- _Task prompt_
The entries below are to be written out again without alteration.

- _Task data_
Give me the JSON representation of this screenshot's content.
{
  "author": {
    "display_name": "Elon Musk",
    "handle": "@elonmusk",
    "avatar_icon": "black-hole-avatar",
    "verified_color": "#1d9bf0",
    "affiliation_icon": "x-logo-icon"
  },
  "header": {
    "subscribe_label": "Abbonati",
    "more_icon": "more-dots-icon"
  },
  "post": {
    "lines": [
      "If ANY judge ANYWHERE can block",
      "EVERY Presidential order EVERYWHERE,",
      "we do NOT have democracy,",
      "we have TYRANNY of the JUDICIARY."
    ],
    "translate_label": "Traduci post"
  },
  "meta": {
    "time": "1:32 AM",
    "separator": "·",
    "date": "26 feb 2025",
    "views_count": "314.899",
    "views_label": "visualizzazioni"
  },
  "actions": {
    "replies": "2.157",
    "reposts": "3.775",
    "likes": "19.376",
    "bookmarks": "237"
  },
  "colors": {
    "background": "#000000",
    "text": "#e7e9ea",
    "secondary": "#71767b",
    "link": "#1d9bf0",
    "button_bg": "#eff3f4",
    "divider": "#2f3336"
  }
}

- _Final result_
Give me the JSON representation of this screenshot's content.
{
  "author": {
    "display_name": "Elon Musk",
    "handle": "@elonmusk",
    "avatar_icon": "black-hole-avatar",
    "verified_color": "#1d9bf0",
    "affiliation_icon": "x-logo-icon"
  },
  "header": {
    "subscribe_label": "Abbonati",
    "more_icon": "more-dots-icon"
  },
  "post": {
    "lines": [
      "If ANY judge ANYWHERE can block",
      "EVERY Presidential order EVERYWHERE,",
      "we do NOT have democracy,",
      "we have TYRANNY of the JUDICIARY."
    ],
    "translate_label": "Traduci post"
  },
  "meta": {
    "time": "1:32 AM",
    "separator": "·",
    "date": "26 feb 2025",
    "views_count": "314.899",
    "views_label": "visualizzazioni"
  },
  "actions": {
    "replies": "2.157",
    "reposts": "3.775",
    "likes": "19.376",
    "bookmarks": "237"
  },
  "colors": {
    "background": "#000000",
    "text": "#e7e9ea",
    "secondary": "#71767b",
    "link": "#1d9bf0",
    "button_bg": "#eff3f4",
    "divider": "#2f3336"
  }
}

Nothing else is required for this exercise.